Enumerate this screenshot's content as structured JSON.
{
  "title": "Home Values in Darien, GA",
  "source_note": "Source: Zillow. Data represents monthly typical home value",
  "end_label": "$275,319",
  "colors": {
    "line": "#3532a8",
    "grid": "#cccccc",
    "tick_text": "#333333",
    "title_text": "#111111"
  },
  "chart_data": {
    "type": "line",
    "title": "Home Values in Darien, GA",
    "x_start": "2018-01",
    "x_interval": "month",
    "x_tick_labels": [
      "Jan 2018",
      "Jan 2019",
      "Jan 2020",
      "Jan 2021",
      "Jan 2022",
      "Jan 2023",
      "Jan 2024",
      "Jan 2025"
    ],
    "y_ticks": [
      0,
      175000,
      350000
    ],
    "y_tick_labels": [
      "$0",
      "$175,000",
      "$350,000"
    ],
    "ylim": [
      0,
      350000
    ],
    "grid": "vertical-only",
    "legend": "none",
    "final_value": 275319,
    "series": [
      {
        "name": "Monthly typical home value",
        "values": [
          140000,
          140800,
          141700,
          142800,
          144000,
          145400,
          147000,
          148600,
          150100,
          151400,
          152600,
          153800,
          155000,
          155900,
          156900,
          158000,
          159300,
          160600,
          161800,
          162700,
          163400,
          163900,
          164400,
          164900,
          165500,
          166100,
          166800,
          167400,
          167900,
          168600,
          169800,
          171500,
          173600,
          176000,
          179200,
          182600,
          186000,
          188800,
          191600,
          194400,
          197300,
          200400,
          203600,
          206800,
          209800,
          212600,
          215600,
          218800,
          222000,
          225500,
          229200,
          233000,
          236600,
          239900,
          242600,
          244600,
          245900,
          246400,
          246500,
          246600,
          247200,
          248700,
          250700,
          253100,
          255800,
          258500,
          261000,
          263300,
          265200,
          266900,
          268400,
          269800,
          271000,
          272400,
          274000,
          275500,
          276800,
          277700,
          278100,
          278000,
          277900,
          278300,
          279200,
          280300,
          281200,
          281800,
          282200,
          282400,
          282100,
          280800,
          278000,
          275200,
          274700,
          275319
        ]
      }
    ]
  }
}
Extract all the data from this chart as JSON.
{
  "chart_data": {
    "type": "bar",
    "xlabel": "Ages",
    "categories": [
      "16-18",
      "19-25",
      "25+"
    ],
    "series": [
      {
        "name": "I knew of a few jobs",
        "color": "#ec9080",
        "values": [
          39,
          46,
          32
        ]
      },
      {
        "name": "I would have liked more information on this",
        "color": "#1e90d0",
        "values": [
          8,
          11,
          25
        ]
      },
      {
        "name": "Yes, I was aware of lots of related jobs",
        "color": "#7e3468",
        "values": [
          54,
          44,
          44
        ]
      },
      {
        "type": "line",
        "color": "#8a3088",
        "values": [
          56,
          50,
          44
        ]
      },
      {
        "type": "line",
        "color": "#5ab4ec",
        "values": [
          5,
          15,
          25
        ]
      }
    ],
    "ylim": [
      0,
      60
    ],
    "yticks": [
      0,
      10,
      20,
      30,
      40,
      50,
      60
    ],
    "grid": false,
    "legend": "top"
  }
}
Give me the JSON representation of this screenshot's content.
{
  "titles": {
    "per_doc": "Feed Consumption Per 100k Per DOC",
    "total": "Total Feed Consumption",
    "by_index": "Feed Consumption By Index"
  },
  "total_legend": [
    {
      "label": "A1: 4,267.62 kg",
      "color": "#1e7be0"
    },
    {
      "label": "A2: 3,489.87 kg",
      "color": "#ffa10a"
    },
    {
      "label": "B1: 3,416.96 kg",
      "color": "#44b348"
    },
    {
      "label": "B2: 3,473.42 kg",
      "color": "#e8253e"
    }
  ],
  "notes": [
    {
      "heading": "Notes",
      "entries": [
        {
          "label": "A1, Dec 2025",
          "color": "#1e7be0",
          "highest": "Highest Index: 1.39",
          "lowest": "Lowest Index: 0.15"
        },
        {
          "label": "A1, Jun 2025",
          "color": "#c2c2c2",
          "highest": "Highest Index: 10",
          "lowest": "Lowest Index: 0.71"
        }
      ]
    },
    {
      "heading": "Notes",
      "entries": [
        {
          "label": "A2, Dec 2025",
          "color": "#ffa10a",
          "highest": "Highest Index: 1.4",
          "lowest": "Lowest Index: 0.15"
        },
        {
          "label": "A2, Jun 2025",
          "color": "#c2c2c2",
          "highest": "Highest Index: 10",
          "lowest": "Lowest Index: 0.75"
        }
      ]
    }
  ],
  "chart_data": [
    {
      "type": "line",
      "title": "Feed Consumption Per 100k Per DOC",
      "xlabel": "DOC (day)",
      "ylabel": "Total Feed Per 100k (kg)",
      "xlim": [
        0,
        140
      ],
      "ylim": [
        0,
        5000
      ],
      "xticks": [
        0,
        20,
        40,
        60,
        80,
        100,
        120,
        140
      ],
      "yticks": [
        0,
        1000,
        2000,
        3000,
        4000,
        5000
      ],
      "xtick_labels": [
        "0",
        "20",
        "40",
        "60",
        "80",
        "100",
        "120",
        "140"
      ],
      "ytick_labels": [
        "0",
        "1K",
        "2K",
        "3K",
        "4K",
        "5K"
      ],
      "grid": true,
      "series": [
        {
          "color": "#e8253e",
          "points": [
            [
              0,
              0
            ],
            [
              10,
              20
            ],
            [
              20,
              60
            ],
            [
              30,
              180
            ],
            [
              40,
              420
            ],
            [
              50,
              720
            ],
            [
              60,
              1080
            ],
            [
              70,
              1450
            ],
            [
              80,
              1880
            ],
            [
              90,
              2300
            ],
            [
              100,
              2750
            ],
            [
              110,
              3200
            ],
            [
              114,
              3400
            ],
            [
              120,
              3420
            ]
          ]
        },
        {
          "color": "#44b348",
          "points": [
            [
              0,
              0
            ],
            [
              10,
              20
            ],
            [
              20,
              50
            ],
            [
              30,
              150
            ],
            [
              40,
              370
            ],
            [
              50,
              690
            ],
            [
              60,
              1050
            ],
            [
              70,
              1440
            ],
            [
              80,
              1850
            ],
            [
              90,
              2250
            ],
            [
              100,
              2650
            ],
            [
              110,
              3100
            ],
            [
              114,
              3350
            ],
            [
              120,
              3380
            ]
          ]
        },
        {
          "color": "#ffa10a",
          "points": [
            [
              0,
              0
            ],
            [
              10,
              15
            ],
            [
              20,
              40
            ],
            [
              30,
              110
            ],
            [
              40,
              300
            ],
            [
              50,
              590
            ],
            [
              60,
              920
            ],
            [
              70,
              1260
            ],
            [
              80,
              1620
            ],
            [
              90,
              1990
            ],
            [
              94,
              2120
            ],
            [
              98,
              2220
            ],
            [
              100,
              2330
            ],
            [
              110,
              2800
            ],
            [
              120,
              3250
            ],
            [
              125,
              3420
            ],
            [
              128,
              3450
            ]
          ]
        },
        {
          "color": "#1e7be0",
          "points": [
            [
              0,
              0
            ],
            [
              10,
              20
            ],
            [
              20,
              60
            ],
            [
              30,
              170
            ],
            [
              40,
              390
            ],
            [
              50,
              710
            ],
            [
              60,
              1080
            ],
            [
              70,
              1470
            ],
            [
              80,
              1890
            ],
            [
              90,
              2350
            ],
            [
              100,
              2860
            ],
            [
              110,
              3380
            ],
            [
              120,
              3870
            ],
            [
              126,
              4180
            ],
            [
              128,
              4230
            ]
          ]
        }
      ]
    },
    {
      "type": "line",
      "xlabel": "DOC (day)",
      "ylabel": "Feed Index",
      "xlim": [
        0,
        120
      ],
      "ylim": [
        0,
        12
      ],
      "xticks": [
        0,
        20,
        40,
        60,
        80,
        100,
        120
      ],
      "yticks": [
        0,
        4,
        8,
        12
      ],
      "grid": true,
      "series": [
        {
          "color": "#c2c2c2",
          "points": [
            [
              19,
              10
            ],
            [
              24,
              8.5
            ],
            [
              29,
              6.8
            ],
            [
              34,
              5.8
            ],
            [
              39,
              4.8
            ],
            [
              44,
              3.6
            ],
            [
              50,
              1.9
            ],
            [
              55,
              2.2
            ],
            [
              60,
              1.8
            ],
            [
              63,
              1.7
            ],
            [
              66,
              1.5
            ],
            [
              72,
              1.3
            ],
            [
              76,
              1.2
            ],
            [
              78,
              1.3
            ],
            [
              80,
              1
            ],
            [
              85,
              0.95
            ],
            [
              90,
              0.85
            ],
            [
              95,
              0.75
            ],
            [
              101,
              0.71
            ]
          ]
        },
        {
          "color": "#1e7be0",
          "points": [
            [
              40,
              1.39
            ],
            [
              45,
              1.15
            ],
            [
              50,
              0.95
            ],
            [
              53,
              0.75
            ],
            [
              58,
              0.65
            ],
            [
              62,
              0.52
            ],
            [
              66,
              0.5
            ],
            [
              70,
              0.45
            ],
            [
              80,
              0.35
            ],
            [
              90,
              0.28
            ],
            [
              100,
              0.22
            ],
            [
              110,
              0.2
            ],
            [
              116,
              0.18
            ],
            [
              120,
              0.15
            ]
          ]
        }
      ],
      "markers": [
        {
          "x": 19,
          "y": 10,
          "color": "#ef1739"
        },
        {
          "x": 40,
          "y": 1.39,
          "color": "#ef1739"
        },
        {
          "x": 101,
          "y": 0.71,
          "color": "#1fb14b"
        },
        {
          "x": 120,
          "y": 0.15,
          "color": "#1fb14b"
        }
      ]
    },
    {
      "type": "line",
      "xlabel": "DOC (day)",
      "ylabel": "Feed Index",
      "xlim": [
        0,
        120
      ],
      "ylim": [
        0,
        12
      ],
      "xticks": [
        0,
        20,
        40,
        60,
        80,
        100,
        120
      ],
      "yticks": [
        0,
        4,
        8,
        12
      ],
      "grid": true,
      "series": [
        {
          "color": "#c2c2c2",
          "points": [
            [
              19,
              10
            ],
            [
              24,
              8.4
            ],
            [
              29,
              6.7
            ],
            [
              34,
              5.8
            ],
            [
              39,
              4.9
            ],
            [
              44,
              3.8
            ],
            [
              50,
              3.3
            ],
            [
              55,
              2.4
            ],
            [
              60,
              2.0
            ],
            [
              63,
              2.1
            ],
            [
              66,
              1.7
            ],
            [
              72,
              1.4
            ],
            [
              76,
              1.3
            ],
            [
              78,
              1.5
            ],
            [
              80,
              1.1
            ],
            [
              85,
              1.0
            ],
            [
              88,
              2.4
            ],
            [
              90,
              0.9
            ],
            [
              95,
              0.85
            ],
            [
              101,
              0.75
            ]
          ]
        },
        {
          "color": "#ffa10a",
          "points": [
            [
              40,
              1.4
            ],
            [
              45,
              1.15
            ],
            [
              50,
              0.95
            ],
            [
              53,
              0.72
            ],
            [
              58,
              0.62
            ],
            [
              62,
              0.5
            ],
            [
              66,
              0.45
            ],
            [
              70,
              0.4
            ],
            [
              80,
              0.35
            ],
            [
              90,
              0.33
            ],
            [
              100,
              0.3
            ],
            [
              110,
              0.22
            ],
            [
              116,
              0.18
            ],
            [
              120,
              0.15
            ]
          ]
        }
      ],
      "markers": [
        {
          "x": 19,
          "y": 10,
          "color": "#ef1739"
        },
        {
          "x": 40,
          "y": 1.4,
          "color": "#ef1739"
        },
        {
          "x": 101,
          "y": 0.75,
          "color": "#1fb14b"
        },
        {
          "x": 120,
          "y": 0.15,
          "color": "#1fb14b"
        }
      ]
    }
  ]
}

- _PROBLEM DETAILS_
Which lines include the word "highest"? List them all.

- _SOLUTION_
          "highest": "Highest Index: 1.39",
          "highest": "Highest Index: 10",
          "highest": "Highest Index: 1.4",
          "highest": "Highest Index: 10",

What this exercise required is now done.